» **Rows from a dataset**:
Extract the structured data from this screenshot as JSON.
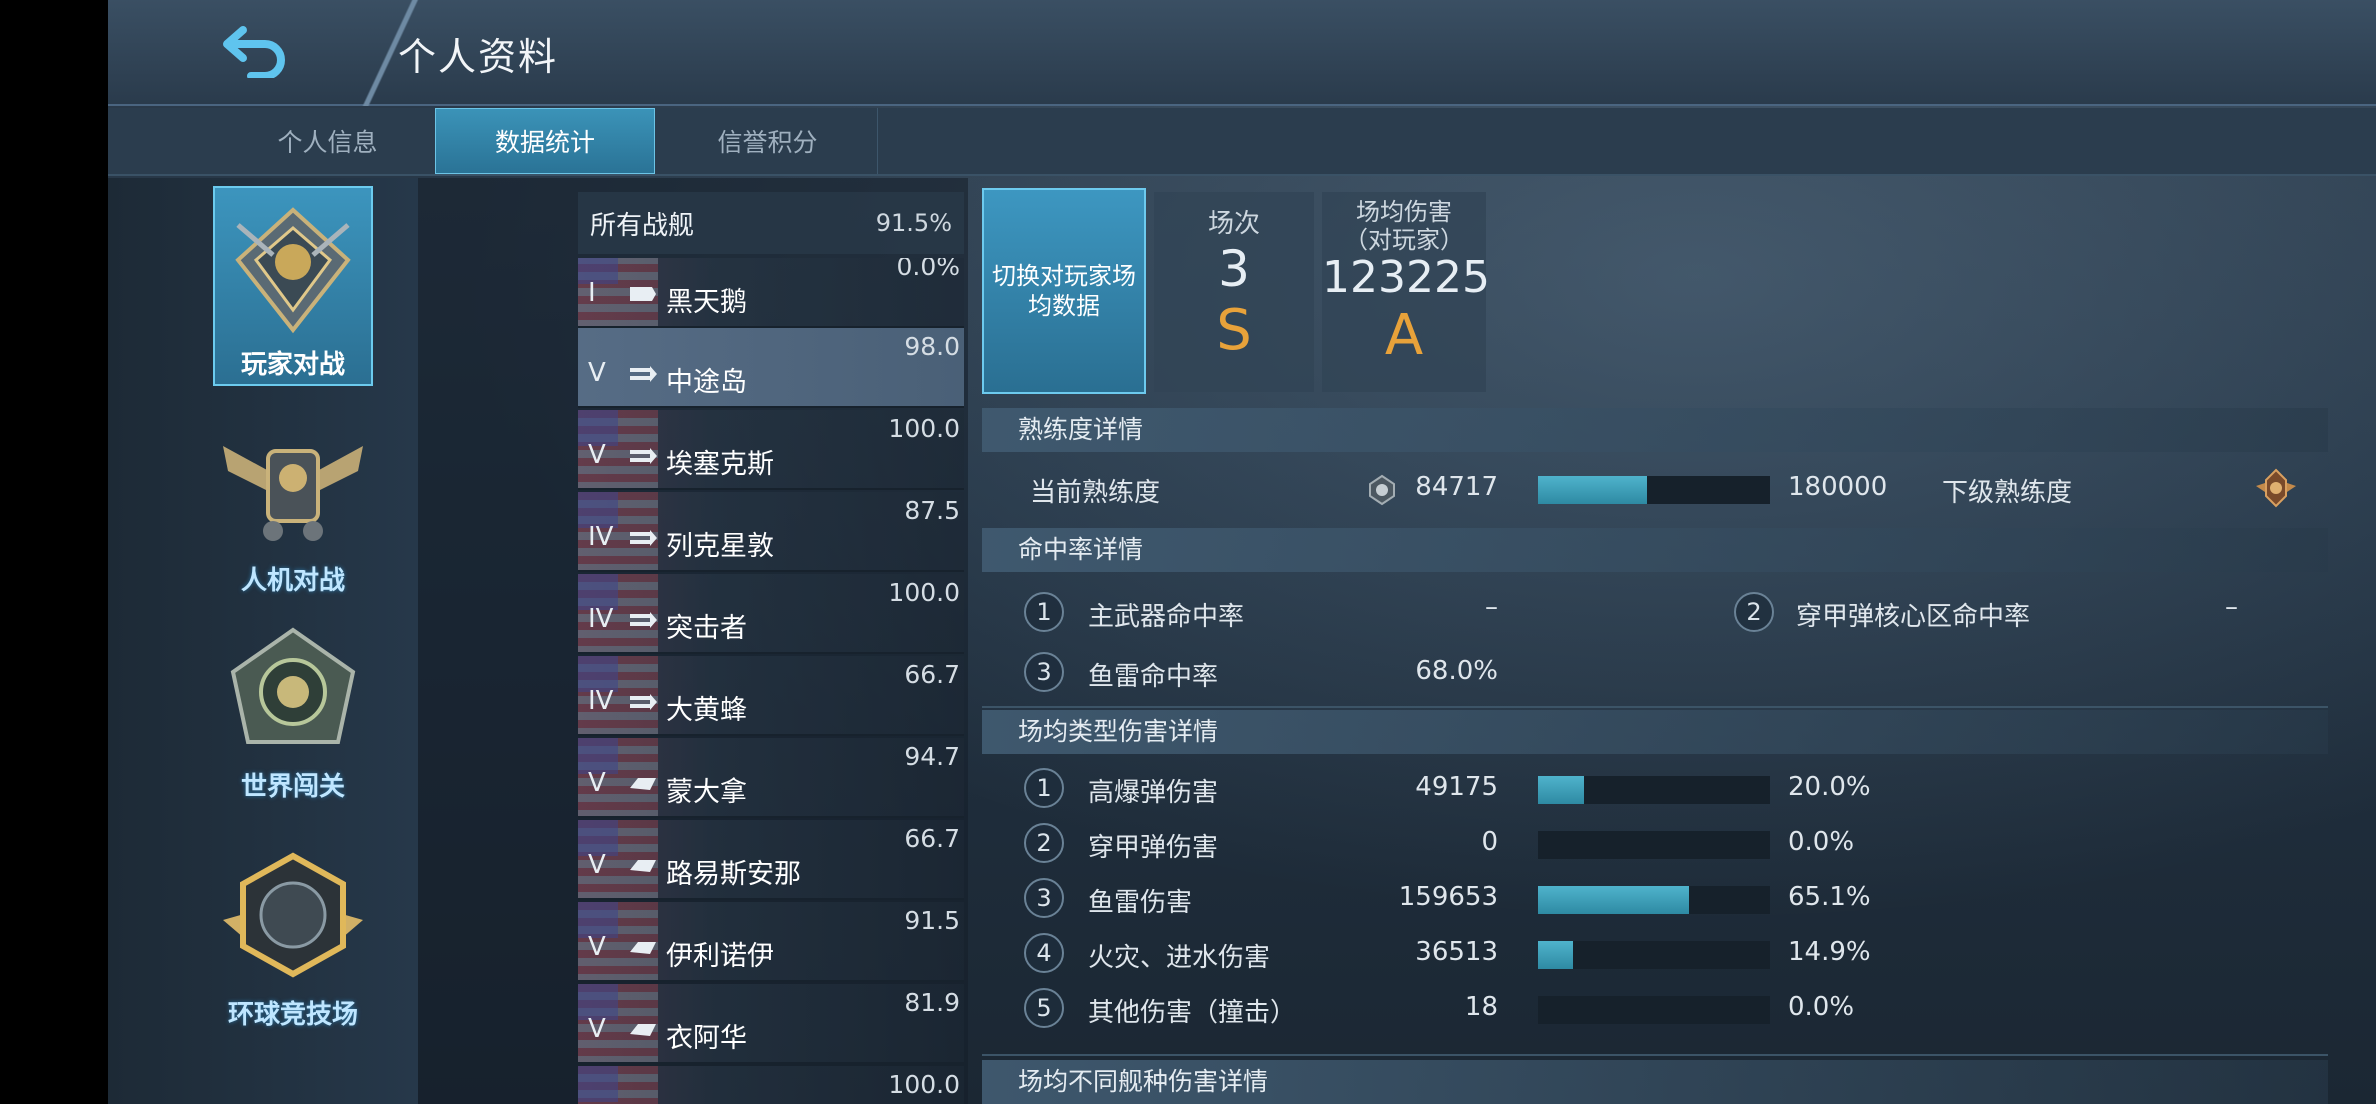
{
  "header": {
    "title": "个人资料",
    "back_icon": "back-arrow-icon"
  },
  "tabs": [
    {
      "label": "个人信息",
      "active": false
    },
    {
      "label": "数据统计",
      "active": true
    },
    {
      "label": "信誉积分",
      "active": false
    }
  ],
  "modes": [
    {
      "label": "玩家对战",
      "icon": "pvp-emblem-icon",
      "active": true
    },
    {
      "label": "人机对战",
      "icon": "pve-emblem-icon",
      "active": false
    },
    {
      "label": "世界闯关",
      "icon": "world-emblem-icon",
      "active": false
    },
    {
      "label": "环球竞技场",
      "icon": "arena-emblem-icon",
      "active": false
    }
  ],
  "ship_list": {
    "all_ships": {
      "label": "所有战舰",
      "pct": "91.5%"
    },
    "ships": [
      {
        "tier": "I",
        "name": "黑天鹅",
        "pct": "0.0%",
        "selected": false
      },
      {
        "tier": "V",
        "name": "中途岛",
        "pct": "98.0",
        "selected": true
      },
      {
        "tier": "V",
        "name": "埃塞克斯",
        "pct": "100.0",
        "selected": false
      },
      {
        "tier": "IV",
        "name": "列克星敦",
        "pct": "87.5",
        "selected": false
      },
      {
        "tier": "IV",
        "name": "突击者",
        "pct": "100.0",
        "selected": false
      },
      {
        "tier": "IV",
        "name": "大黄蜂",
        "pct": "66.7",
        "selected": false
      },
      {
        "tier": "V",
        "name": "蒙大拿",
        "pct": "94.7",
        "selected": false
      },
      {
        "tier": "V",
        "name": "路易斯安那",
        "pct": "66.7",
        "selected": false
      },
      {
        "tier": "V",
        "name": "伊利诺伊",
        "pct": "91.5",
        "selected": false
      },
      {
        "tier": "V",
        "name": "衣阿华",
        "pct": "81.9",
        "selected": false
      },
      {
        "tier": "",
        "name": "",
        "pct": "100.0",
        "selected": false
      }
    ]
  },
  "summary": {
    "switch_label": "切换对玩家场均数据",
    "cards": [
      {
        "label": "场次",
        "value": "3",
        "grade": "S"
      },
      {
        "label": "场均伤害\n（对玩家）",
        "value": "123225",
        "grade": "A"
      }
    ]
  },
  "proficiency": {
    "header": "熟练度详情",
    "current_label": "当前熟练度",
    "current_value": "84717",
    "max_value": "180000",
    "next_label": "下级熟练度",
    "progress": 0.47
  },
  "hit_rate": {
    "header": "命中率详情",
    "items": [
      {
        "num": "1",
        "label": "主武器命中率",
        "value": "–"
      },
      {
        "num": "2",
        "label": "穿甲弹核心区命中率",
        "value": "–"
      },
      {
        "num": "3",
        "label": "鱼雷命中率",
        "value": "68.0%"
      }
    ]
  },
  "damage_types": {
    "header": "场均类型伤害详情",
    "items": [
      {
        "num": "1",
        "label": "高爆弹伤害",
        "value": "49175",
        "pct": "20.0%",
        "ratio": 0.2
      },
      {
        "num": "2",
        "label": "穿甲弹伤害",
        "value": "0",
        "pct": "0.0%",
        "ratio": 0.0
      },
      {
        "num": "3",
        "label": "鱼雷伤害",
        "value": "159653",
        "pct": "65.1%",
        "ratio": 0.651
      },
      {
        "num": "4",
        "label": "火灾、进水伤害",
        "value": "36513",
        "pct": "14.9%",
        "ratio": 0.149
      },
      {
        "num": "5",
        "label": "其他伤害（撞击）",
        "value": "18",
        "pct": "0.0%",
        "ratio": 0.0
      }
    ]
  },
  "ship_class_damage": {
    "header": "场均不同舰种伤害详情"
  },
  "colors": {
    "accent": "#3b93b8",
    "grade": "#e8a23a",
    "bar": "#4fb3cc"
  }
}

» **Description of the task**:
Pick out, from the lines above, every one that contains the string "emblem".

» **Written solution**:
      "icon": "pvp-emblem-icon",
      "icon": "pve-emblem-icon",
      "icon": "world-emblem-icon",
      "icon": "arena-emblem-icon",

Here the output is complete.